* Provided passage:

Microsoft takes down MS Celeb facial recognition database, 10 million+ pics of ~100,000 faces, maybe yours, scraped under Creative Commons

Military research and Chinese firms had access to the data Microsoft scraped under Creative Commons licenses.


Were the pictures themselves licensed under Creative Commons or was the database licensed using Creative Commons… or both? I’m kind of confused by the wording here.

That said there’s certainly nothing stopping anybody from scraping the entire web for facial images (no matter how they are licensed) and indexing them. There’s plenty of free and open source libraries out there for facial recognition and deep learning that can be utilized.


Speaking of facial recognition:

Auditors slam FBI for shoddy testing of facial-recog tech. But no big deal. It only has 641m images on its systems


So many issues with his sentence.

  1. weasel passive
  2. employee that, rather than employee who
  3. in either case, materially irrelevant content following employee
  4. slightly ambiguous anaphoric placement of ‘removed’ (following employee) is rather sinister

I wonder how they assembled the database of face photos? Did they use a Mechanical Turk, or were they using facial recognition to recognise faces to train facial recognition? If the latter, how many of those photos will be of actual people, rather than paintings, sculptures, CGI and action figures.


The photos are gone but what about the models that were trained on that data, are they available still?

Whatever they used, you can be sure the following were true:
-it was a really cheap option
-is was super creepy

* Given problem: Rewrite the forum thread's paragraph that begins "That said there's certainly nothing stopping" as a short bulleted list that keeps its main points.

* Supplied information:
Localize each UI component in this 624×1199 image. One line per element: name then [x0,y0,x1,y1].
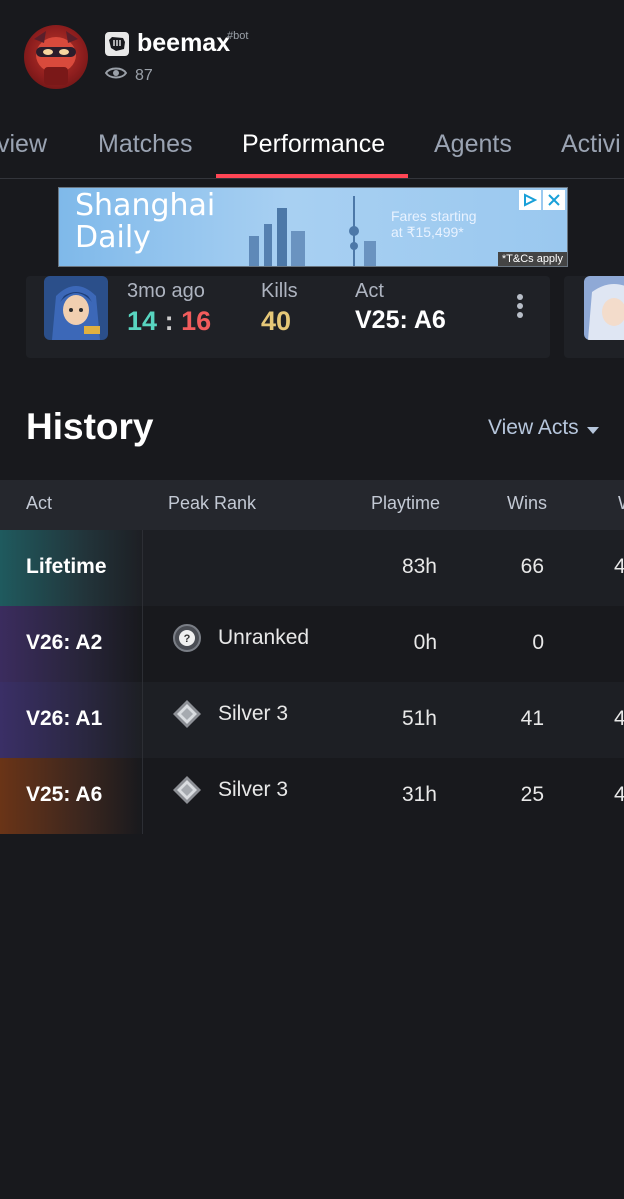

* Task solution:
- Nothing stops anyone from scraping the entire web for facial images, however they are licensed, and indexing them.
- Plenty of free and open source libraries for facial recognition and deep learning are available for this.